*RECORDS TO PROCESS*:
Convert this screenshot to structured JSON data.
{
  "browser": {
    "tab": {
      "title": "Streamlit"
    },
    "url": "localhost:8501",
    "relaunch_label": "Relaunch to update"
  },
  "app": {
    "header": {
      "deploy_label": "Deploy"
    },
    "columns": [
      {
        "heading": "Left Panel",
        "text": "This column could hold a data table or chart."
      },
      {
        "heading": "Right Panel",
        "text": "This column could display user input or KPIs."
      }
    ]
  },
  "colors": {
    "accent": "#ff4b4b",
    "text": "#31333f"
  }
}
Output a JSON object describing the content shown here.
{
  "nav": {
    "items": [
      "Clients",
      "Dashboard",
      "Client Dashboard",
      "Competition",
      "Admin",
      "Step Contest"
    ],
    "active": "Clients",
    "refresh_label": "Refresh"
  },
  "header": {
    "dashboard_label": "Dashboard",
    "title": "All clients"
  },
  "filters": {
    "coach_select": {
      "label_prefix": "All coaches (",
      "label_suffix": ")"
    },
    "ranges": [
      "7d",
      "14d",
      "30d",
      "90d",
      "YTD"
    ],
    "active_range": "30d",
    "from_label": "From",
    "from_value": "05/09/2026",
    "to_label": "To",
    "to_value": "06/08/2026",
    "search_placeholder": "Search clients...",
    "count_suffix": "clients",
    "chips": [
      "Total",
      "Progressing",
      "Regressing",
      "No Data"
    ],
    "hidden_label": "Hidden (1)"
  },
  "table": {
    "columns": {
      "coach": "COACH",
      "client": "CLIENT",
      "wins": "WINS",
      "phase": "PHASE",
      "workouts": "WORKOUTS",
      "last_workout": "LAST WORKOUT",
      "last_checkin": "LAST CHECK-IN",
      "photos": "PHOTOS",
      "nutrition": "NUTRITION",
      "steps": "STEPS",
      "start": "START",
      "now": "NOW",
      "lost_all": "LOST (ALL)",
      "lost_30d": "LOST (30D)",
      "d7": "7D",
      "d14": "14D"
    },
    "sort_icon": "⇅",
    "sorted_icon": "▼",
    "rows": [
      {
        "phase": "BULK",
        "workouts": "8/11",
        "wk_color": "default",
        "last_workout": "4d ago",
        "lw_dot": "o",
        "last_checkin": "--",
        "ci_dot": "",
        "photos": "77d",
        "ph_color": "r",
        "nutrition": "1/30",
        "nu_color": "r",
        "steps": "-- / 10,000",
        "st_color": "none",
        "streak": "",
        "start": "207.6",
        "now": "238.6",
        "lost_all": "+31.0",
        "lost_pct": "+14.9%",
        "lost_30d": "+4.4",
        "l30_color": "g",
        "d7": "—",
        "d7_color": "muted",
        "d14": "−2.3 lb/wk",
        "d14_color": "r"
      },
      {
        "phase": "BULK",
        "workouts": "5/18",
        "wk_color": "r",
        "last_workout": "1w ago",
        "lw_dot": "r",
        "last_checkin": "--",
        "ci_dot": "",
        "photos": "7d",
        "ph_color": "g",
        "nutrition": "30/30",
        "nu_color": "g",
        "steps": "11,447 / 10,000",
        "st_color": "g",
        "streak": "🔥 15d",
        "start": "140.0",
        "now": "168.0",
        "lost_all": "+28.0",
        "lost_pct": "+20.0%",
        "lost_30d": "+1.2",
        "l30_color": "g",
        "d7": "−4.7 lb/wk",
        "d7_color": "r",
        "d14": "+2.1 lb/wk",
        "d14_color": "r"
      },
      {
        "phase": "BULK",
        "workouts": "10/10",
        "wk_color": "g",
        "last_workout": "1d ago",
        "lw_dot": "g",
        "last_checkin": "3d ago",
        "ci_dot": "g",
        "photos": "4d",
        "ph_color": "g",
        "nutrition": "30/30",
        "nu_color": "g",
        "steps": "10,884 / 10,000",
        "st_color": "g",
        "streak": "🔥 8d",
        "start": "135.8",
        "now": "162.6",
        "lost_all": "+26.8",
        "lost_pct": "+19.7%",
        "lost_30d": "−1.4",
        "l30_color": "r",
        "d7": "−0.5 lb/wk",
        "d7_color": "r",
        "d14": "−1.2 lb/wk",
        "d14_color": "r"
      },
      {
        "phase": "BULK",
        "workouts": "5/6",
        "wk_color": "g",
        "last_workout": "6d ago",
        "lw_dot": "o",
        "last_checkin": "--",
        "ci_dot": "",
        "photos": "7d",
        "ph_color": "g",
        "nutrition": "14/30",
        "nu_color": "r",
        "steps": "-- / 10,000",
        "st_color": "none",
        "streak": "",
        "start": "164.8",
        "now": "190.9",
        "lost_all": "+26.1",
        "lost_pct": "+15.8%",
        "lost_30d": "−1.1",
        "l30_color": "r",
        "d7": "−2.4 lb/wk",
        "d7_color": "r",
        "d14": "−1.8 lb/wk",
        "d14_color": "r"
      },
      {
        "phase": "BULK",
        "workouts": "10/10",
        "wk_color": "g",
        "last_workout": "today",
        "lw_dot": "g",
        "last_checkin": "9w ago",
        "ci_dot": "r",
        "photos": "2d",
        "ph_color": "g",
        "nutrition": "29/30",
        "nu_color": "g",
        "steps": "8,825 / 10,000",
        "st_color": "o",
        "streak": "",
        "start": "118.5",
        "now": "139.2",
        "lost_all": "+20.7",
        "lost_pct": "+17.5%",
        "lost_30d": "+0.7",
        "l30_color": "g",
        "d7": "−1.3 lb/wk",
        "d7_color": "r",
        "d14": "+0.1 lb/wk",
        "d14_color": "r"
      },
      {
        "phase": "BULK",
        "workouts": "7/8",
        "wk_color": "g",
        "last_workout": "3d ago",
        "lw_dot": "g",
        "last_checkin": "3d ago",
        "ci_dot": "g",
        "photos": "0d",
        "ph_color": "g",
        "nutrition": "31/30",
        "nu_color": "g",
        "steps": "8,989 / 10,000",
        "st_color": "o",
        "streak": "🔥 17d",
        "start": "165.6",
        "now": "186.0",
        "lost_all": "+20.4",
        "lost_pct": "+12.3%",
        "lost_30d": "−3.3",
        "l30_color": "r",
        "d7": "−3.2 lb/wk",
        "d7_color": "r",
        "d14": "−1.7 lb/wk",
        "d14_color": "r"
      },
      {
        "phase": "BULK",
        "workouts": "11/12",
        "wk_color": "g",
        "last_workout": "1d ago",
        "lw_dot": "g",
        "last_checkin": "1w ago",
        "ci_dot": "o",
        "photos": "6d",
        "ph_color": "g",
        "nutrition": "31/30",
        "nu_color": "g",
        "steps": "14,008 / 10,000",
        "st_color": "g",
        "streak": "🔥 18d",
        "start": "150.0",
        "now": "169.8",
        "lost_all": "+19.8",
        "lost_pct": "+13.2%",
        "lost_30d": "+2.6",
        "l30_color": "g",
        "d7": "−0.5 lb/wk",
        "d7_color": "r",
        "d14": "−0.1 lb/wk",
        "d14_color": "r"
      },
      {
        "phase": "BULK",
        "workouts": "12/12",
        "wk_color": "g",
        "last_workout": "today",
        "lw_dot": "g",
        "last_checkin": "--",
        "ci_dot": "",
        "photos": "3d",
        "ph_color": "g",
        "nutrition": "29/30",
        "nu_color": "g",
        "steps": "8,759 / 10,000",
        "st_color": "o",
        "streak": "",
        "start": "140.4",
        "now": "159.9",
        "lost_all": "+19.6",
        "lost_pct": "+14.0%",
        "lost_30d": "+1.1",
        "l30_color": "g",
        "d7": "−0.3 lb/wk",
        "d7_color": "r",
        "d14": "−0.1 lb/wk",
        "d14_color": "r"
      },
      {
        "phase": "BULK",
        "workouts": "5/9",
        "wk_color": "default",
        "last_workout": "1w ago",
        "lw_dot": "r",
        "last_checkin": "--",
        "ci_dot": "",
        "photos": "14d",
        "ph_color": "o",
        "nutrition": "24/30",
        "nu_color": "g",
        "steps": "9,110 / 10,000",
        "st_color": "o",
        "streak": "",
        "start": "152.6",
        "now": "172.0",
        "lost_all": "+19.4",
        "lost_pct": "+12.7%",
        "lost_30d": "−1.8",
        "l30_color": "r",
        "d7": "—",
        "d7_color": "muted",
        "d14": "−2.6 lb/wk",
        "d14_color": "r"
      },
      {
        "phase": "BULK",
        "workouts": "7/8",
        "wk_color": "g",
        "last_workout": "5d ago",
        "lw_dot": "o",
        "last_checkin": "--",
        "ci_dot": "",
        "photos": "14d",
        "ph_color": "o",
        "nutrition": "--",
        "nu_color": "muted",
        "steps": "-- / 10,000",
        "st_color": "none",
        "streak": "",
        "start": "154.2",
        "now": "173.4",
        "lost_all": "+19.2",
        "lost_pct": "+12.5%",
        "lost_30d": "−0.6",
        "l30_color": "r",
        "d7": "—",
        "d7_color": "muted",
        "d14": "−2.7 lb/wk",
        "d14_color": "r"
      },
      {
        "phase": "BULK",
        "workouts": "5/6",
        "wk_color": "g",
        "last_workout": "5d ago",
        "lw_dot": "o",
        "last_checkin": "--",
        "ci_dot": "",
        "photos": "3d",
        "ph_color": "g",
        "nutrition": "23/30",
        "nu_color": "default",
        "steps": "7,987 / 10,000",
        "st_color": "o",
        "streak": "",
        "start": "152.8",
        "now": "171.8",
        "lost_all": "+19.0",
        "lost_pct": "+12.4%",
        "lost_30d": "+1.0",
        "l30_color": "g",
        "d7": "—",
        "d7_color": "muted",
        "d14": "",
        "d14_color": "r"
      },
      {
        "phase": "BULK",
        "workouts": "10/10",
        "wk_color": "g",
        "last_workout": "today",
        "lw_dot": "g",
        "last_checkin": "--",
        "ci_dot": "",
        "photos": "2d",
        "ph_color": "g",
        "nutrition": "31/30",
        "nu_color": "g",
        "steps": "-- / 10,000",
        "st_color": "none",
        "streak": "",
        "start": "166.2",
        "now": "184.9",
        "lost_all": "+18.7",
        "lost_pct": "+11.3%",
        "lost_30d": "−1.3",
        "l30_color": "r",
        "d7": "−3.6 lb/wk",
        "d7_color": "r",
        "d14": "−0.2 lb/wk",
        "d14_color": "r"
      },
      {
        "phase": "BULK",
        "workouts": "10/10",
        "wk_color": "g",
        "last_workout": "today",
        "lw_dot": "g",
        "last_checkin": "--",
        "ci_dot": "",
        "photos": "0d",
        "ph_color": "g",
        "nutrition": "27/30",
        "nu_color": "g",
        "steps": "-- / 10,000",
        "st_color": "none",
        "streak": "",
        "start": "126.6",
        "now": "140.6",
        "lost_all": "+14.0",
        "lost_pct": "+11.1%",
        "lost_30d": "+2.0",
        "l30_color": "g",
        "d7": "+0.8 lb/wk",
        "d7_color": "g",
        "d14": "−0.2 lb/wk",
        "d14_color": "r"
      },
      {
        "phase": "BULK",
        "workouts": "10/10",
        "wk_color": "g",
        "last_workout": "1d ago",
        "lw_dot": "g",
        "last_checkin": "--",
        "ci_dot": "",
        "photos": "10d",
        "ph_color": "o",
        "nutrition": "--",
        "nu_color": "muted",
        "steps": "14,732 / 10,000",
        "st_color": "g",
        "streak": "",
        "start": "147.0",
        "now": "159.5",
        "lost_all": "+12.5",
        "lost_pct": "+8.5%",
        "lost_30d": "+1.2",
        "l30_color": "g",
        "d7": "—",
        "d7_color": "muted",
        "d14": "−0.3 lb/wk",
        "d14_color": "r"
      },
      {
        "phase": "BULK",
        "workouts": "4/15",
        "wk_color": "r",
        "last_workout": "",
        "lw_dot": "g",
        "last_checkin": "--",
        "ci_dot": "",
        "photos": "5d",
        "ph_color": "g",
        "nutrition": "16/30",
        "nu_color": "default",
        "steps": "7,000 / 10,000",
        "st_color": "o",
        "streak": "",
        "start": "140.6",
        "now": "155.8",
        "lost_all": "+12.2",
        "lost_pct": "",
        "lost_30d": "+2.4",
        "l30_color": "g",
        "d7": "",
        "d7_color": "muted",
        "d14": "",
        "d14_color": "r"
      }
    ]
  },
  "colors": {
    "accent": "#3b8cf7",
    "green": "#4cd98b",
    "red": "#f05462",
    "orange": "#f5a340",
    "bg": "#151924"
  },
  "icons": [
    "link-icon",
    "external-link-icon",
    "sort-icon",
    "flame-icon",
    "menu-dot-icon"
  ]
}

*WRITTEN PROBLEM*:
Find the word "JSON" in the entries above and gather every line that holds it.

*EXPECTED ANSWER*:
Convert this screenshot to structured JSON data.
Output a JSON object describing the content shown here.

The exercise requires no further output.